*Required task*
Transcribe each line of the material as it is, and drop any picture.

*Records provided*

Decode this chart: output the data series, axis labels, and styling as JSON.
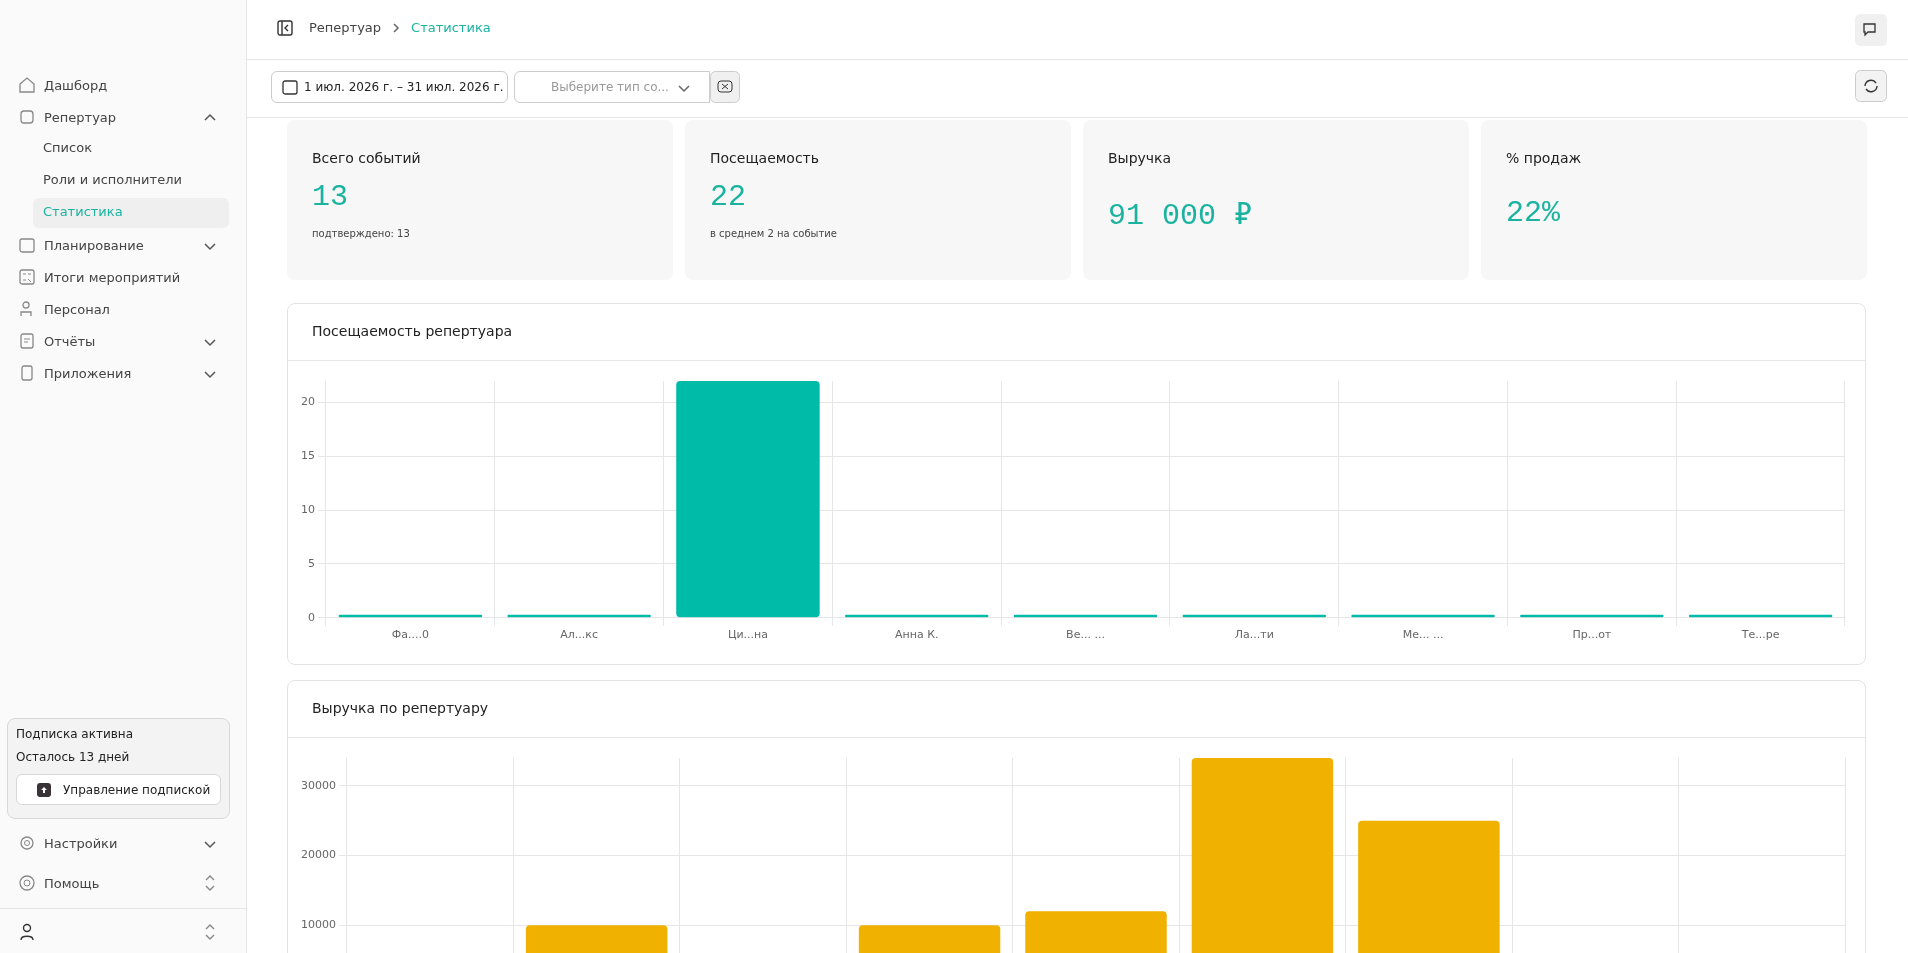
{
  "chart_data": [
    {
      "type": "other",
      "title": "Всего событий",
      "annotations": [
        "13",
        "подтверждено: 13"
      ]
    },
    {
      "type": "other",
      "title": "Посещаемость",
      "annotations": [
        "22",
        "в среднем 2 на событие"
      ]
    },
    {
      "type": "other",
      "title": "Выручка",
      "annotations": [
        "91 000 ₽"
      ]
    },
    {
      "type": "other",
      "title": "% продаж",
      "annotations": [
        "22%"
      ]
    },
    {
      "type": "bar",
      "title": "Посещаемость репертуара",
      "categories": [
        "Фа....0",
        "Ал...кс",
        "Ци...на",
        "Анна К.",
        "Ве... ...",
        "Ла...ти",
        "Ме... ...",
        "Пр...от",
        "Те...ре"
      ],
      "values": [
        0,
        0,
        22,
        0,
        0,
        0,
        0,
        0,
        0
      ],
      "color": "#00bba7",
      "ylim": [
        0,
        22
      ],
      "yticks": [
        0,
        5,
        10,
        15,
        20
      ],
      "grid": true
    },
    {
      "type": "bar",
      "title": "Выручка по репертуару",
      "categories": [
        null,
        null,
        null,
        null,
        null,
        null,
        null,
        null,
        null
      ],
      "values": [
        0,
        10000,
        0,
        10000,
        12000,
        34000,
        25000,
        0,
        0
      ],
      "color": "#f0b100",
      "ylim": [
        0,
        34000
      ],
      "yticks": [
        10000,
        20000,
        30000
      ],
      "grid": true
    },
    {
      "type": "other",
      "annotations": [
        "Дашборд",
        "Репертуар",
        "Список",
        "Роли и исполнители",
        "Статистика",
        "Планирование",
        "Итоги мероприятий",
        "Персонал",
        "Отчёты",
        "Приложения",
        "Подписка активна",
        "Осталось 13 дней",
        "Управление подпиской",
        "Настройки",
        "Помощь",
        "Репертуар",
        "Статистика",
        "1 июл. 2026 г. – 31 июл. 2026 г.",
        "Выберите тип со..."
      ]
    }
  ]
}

*Solved problem*
Decode this chart: output the data series, axis labels, and styling as JSON.
{
  "chart_data": [
    {
      "type": "other",
      "title": "Всего событий",
      "annotations": [
        "13",
        "подтверждено: 13"
      ]
    },
    {
      "type": "other",
      "title": "Посещаемость",
      "annotations": [
        "22",
        "в среднем 2 на событие"
      ]
    },
    {
      "type": "other",
      "title": "Выручка",
      "annotations": [
        "91 000 ₽"
      ]
    },
    {
      "type": "other",
      "title": "% продаж",
      "annotations": [
        "22%"
      ]
    },
    {
      "type": "bar",
      "title": "Посещаемость репертуара",
      "categories": [
        "Фа....0",
        "Ал...кс",
        "Ци...на",
        "Анна К.",
        "Ве... ...",
        "Ла...ти",
        "Ме... ...",
        "Пр...от",
        "Те...ре"
      ],
      "values": [
        0,
        0,
        22,
        0,
        0,
        0,
        0,
        0,
        0
      ],
      "color": "#00bba7",
      "ylim": [
        0,
        22
      ],
      "yticks": [
        0,
        5,
        10,
        15,
        20
      ],
      "grid": true
    },
    {
      "type": "bar",
      "title": "Выручка по репертуару",
      "categories": [
        null,
        null,
        null,
        null,
        null,
        null,
        null,
        null,
        null
      ],
      "values": [
        0,
        10000,
        0,
        10000,
        12000,
        34000,
        25000,
        0,
        0
      ],
      "color": "#f0b100",
      "ylim": [
        0,
        34000
      ],
      "yticks": [
        10000,
        20000,
        30000
      ],
      "grid": true
    },
    {
      "type": "other",
      "annotations": [
        "Дашборд",
        "Репертуар",
        "Список",
        "Роли и исполнители",
        "Статистика",
        "Планирование",
        "Итоги мероприятий",
        "Персонал",
        "Отчёты",
        "Приложения",
        "Подписка активна",
        "Осталось 13 дней",
        "Управление подпиской",
        "Настройки",
        "Помощь",
        "Репертуар",
        "Статистика",
        "1 июл. 2026 г. – 31 июл. 2026 г.",
        "Выберите тип со..."
      ]
    }
  ]
}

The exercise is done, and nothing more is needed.